**** PROVIDED INFORMATION

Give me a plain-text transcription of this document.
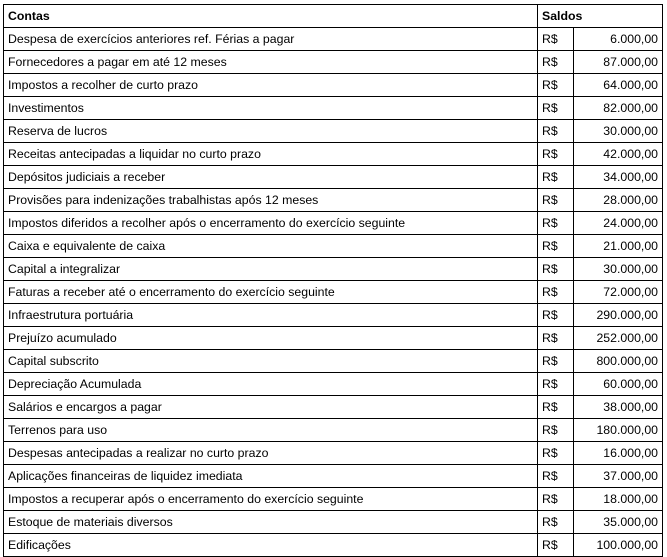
Contas	Saldos	
Despesa de exercícios anteriores ref. Férias a pagar	R$	6.000,00
Fornecedores a pagar em até 12 meses	R$	87.000,00
Impostos a recolher de curto prazo	R$	64.000,00
Investimentos	R$	82.000,00
Reserva de lucros	R$	30.000,00
Receitas antecipadas a liquidar no curto prazo	R$	42.000,00
Depósitos judiciais a receber	R$	34.000,00
Provisões para indenizações trabalhistas após 12 meses	R$	28.000,00
Impostos diferidos a recolher após o encerramento do exercício seguinte	R$	24.000,00
Caixa e equivalente de caixa	R$	21.000,00
Capital a integralizar	R$	30.000,00
Faturas a receber até o encerramento do exercício seguinte	R$	72.000,00
Infraestrutura portuária	R$	290.000,00
Prejuízo acumulado	R$	252.000,00
Capital subscrito	R$	800.000,00
Depreciação Acumulada	R$	60.000,00
Salários e encargos a pagar	R$	38.000,00
Terrenos para uso	R$	180.000,00
Despesas antecipadas a realizar no curto prazo	R$	16.000,00
Aplicações financeiras de liquidez imediata	R$	37.000,00
Impostos a recuperar após o encerramento do exercício seguinte	R$	18.000,00
Estoque de materiais diversos	R$	35.000,00
Edificações	R$	100.000,00
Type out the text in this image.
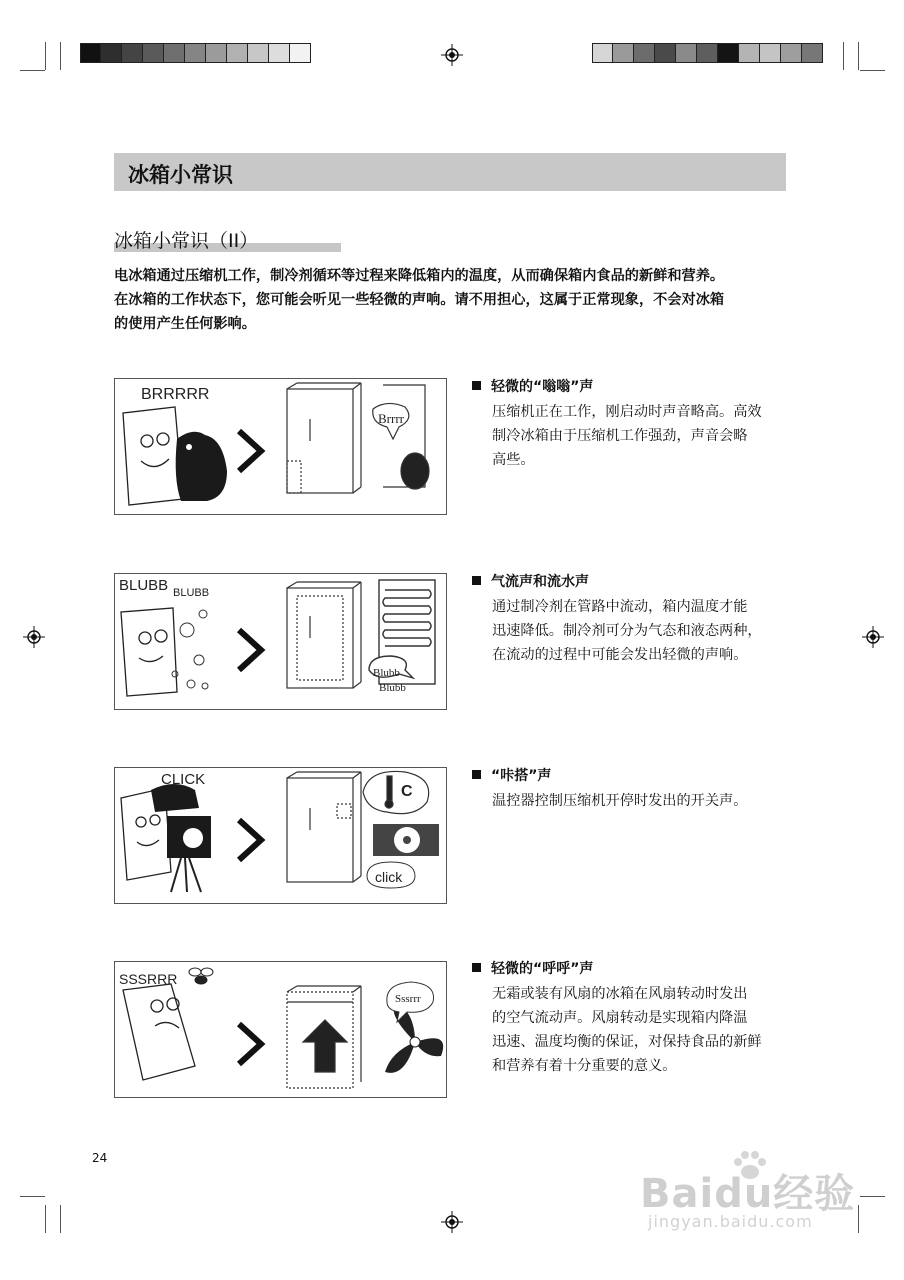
冰箱小常识
冰箱小常识（II）

电冰箱通过压缩机工作，制冷剂循环等过程来降低箱内的温度，从而确保箱内食品的新鲜和营养。

在冰箱的工作状态下，您可能会听见一些轻微的声响。请不用担心，这属于正常现象，不会对冰箱

的使用产生任何影响。

BRRRRR
Brrrr
轻微的“嗡嗡”声

压缩机正在工作，刚启动时声音略高。高效

制冷冰箱由于压缩机工作强劲，声音会略

高些。

BLUBB BLUBB
Blubb
Blubb
气流声和流水声

通过制冷剂在管路中流动，箱内温度才能

迅速降低。制冷剂可分为气态和液态两种，

在流动的过程中可能会发出轻微的声响。

CLICK
C
click
“咔搭”声

温控器控制压缩机开停时发出的开关声。

SSSRRR
Sssrrr
轻微的“呼呼”声

无霜或装有风扇的冰箱在风扇转动时发出

的空气流动声。风扇转动是实现箱内降温

迅速、温度均衡的保证，对保持食品的新鲜

和营养有着十分重要的意义。

24
Baidu经验
jingyan.baidu.com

********

**WHAT THE EXERCISE ASKS**
Gather all lines where the word "seguinte" appears.

**RESULT**
Impostos diferidos a recolher após o encerramento do exercício seguinte	R$	24.000,00
Faturas a receber até o encerramento do exercício seguinte	R$	72.000,00
Impostos a recuperar após o encerramento do exercício seguinte	R$	18.000,00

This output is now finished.